DimensionsOH. 29; OW. 35 3/8; OD. (open) 36; OD. (closed) 18.
Credit LineMuseum Purchase
Object number1987-729
DescriptionAppearance: rectangular card table with indented ovolo corners; five tapered legs, four stationary, one hinged; inlaided ornaments on rails and legs.

Construction: The white pine front and corner rails and the yellow pine side rails are veneered in mahogany. The front rail is tenoned into the front legs, and the side rails and inner rear rail are fixed to the rear legs in the same fashion. Each rear corner joint is reinforced by a single quarter-round glue block. The two ovolo corner rails, shaped on both faces, are horizontally laminated and secured to the side rails and front legs with three screws at each joint. Seven rosehead nails driven from the inside attach the fixed hinge rail to the inner rear rail. The finger hinge on the swing rail invades, but does not pierce, the back surface of the inner rear rail when open. The frame is secured to the lower leaf with eight screws set in wells in the rails. A single rear leaf-edge tenon stabilizes the upper leaf when open.

Materials: Mahogany top, legs, and rail veneers; yellow pine side rail cores; white pine front rail core, corner rail cores, inner rear rail, and glue blocks; soft maple hinge rails; light and dark wood inlays accented with pitch or mastic.

* * * * *

* ACTIVITY 1:
In the card table description, what wood are the hinge rails made of?
* ACTIVITY 2:
Extend the card table description past its final sentence.

[Records taken from a dataset]
* * * * *

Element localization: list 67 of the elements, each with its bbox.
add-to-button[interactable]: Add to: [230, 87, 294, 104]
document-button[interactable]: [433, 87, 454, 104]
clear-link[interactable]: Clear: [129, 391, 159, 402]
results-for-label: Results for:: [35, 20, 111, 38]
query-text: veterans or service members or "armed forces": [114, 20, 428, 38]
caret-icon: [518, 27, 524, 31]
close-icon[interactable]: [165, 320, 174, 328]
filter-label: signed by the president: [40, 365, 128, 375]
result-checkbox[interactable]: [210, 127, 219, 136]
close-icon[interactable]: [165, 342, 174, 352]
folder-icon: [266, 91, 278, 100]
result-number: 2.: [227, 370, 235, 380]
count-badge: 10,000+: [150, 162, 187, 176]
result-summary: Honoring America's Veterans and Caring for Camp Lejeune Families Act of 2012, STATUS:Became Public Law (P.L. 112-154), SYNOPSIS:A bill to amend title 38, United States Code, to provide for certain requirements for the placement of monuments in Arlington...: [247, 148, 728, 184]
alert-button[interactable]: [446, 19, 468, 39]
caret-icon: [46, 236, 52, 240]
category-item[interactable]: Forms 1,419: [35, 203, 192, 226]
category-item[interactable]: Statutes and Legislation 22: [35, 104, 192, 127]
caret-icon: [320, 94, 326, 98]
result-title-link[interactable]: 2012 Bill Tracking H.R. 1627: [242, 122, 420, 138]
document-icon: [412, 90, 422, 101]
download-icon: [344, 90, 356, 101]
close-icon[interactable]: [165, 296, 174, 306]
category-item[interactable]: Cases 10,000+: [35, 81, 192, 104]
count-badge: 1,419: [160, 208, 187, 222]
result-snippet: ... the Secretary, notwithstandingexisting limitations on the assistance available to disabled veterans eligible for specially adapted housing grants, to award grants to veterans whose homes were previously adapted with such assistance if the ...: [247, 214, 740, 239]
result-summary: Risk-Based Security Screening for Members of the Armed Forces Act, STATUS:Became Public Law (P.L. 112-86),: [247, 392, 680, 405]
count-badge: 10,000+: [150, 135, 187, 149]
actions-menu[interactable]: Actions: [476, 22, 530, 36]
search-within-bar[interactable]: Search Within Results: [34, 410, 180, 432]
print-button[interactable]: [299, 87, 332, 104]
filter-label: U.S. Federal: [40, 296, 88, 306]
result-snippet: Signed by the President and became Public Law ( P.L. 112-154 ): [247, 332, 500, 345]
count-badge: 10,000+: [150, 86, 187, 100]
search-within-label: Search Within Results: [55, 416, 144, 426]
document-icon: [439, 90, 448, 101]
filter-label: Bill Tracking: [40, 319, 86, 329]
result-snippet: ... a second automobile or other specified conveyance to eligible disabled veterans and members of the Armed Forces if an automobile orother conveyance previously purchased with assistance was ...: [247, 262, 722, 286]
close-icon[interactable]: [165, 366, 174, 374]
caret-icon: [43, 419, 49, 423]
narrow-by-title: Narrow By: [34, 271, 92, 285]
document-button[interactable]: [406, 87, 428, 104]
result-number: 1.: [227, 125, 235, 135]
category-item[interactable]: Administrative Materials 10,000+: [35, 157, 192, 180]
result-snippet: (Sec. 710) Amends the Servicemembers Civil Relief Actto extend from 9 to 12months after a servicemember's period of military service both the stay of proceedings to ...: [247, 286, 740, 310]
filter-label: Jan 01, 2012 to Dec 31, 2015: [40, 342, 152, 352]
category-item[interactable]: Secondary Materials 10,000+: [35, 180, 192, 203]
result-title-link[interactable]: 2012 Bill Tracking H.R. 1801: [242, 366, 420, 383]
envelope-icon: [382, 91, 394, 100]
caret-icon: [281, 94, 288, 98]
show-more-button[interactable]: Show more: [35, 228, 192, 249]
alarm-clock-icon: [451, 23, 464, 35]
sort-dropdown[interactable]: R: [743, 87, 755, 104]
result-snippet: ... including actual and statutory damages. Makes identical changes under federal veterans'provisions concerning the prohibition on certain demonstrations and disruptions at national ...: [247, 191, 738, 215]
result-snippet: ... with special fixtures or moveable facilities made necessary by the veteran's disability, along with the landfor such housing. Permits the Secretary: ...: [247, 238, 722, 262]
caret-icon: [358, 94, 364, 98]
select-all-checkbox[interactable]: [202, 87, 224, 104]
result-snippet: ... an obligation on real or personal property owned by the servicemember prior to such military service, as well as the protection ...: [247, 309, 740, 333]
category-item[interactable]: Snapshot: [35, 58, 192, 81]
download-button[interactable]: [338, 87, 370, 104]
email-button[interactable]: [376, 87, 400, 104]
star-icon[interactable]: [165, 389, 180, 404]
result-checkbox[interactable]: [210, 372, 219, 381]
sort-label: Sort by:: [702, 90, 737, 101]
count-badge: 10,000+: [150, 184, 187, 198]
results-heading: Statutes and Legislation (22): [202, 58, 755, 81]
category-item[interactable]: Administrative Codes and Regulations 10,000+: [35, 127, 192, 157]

* * * * *

* TASK RESPONSE 1:
Soft maple.

* TASK RESPONSE 2:
Label TextThe New York City furniture trade exerted a powerful influence over cabinetmaking in coastal southern cities during the decades just after the Revolution, a development that is especially evident in this five-legged card table from Norfolk, Virginia. Between 1790 and 1810, Norfolk card tables were more often executed in this standard New York format than in any other. The Norfolk tables feature nearly all of the same structural and organizational elements found on the New York prototypes--rectangular tops with indented ovolo corners, hinged fifth legs, rear leaf-edge tenons intended to combat warping of the leaves, and laminated cores behind the ovolo corner rails. The division of the front rails into five panels defined by stringing and often augmented with pictorial inlays also follows the New York pattern. There can be little doubt that the overall configuration came to Virginia in the form of imported New York tables or via immigrant craftsmen, both resources readily at hand in Federal Norfolk.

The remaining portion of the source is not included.